* TASK BRIEF
What is the number of lines in the entries below that include the word "وردود"? Provide the number only.
start DATA FOR THIS TASK
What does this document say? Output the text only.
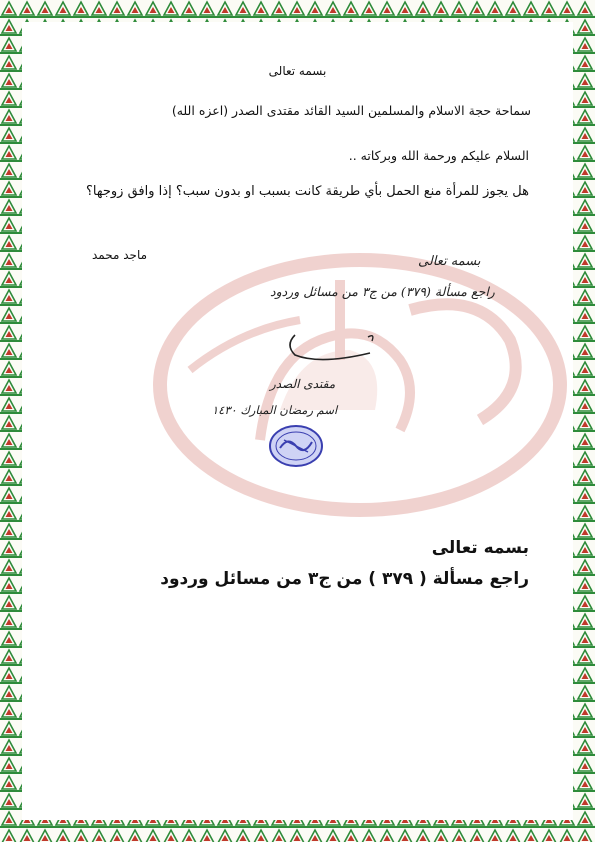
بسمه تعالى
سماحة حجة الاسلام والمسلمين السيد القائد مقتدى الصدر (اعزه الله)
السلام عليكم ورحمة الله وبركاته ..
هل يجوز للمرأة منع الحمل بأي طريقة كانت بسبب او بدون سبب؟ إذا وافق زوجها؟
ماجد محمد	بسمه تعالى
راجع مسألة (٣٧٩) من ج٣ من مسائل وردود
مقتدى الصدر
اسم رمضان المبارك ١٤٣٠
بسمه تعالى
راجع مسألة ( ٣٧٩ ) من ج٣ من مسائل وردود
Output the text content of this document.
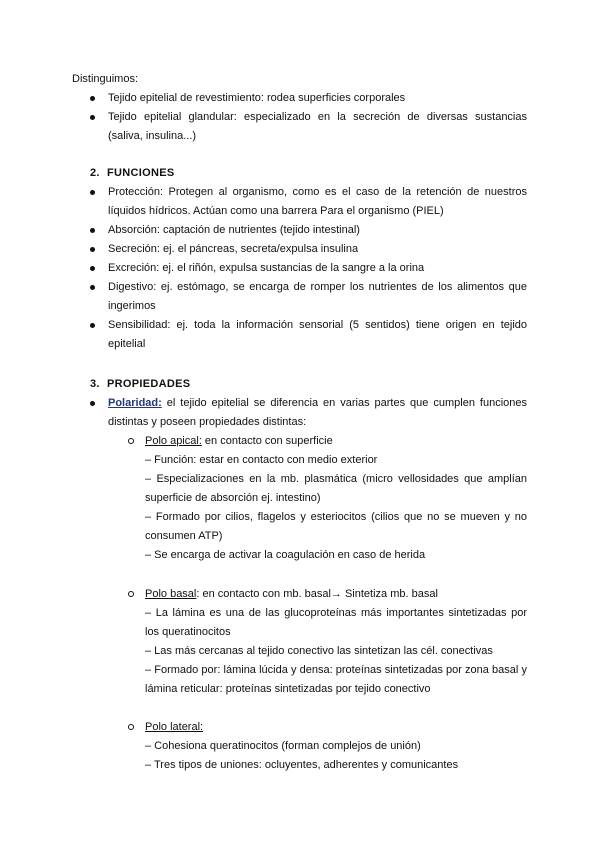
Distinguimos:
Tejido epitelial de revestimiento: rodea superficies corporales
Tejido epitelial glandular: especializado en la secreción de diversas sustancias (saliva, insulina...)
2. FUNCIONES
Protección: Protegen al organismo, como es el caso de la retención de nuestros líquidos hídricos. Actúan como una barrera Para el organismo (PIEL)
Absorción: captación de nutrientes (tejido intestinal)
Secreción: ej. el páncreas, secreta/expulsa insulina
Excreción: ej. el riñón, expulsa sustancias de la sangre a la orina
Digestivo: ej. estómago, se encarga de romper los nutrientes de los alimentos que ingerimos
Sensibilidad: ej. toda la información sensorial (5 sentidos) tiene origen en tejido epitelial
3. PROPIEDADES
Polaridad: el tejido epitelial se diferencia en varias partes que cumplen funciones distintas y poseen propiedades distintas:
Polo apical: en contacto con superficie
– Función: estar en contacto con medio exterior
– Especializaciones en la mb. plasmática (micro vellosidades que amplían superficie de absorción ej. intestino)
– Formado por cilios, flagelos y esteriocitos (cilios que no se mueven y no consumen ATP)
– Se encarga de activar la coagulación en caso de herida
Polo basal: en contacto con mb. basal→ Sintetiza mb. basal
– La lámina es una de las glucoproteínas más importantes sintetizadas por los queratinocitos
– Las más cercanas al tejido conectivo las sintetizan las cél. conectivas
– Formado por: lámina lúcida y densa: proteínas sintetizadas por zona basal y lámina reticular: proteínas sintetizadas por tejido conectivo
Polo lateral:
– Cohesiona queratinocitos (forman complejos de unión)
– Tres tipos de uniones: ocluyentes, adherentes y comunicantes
end DATA FOR THIS TASK
start DATA FOR THIS TASK
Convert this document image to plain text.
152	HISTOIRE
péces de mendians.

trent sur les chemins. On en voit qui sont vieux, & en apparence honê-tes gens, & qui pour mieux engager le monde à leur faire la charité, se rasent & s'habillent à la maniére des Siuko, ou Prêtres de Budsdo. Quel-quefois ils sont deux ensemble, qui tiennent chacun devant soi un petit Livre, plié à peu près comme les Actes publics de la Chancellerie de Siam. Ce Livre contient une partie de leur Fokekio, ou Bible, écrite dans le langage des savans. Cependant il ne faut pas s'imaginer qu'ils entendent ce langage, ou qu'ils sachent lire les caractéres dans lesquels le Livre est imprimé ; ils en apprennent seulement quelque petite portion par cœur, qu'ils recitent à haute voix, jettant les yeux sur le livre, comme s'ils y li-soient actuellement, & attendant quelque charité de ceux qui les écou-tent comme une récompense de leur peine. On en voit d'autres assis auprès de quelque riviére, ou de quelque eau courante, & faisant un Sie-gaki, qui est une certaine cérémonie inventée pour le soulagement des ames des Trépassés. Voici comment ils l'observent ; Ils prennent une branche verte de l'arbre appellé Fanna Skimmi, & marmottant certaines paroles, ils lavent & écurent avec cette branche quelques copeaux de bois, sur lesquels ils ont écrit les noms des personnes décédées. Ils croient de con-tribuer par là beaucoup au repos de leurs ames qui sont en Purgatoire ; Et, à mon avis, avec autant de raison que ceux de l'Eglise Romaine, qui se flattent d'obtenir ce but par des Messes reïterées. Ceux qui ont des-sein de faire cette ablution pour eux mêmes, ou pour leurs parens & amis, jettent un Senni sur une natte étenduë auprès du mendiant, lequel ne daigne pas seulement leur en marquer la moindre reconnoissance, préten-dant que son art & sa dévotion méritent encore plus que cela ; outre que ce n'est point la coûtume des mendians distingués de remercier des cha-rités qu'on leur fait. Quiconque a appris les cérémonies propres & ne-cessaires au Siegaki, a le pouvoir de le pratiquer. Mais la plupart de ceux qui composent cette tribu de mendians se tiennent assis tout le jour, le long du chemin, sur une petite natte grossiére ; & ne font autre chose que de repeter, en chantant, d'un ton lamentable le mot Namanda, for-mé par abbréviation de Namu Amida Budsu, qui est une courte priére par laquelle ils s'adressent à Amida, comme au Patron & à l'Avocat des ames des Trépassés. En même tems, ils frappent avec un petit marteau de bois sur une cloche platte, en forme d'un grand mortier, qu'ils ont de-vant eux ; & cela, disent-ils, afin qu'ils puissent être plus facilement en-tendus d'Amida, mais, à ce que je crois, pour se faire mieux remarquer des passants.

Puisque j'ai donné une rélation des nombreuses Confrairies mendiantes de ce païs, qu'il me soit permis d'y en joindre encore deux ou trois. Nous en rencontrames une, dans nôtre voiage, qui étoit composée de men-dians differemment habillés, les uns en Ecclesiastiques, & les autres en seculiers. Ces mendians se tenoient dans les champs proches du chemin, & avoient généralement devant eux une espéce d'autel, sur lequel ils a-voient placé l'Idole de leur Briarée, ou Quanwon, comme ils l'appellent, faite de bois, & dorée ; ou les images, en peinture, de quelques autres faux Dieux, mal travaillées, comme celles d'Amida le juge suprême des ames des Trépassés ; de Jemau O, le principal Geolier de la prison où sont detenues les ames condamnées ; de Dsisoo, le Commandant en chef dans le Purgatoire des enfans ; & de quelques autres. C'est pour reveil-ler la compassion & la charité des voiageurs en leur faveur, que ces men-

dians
end DATA FOR THIS TASK
start DATA FOR THIS TASK
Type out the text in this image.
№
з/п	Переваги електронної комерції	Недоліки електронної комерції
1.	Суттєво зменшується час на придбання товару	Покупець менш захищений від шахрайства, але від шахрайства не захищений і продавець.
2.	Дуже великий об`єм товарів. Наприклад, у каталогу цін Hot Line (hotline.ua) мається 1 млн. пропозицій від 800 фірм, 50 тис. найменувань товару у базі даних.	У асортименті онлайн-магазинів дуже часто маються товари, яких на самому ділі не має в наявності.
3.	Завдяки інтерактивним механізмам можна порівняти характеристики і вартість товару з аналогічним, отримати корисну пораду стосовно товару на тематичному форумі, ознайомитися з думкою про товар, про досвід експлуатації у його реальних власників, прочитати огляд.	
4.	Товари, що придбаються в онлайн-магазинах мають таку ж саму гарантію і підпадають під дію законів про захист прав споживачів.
end DATA FOR THIS TASK
* TASK RESPONSE
2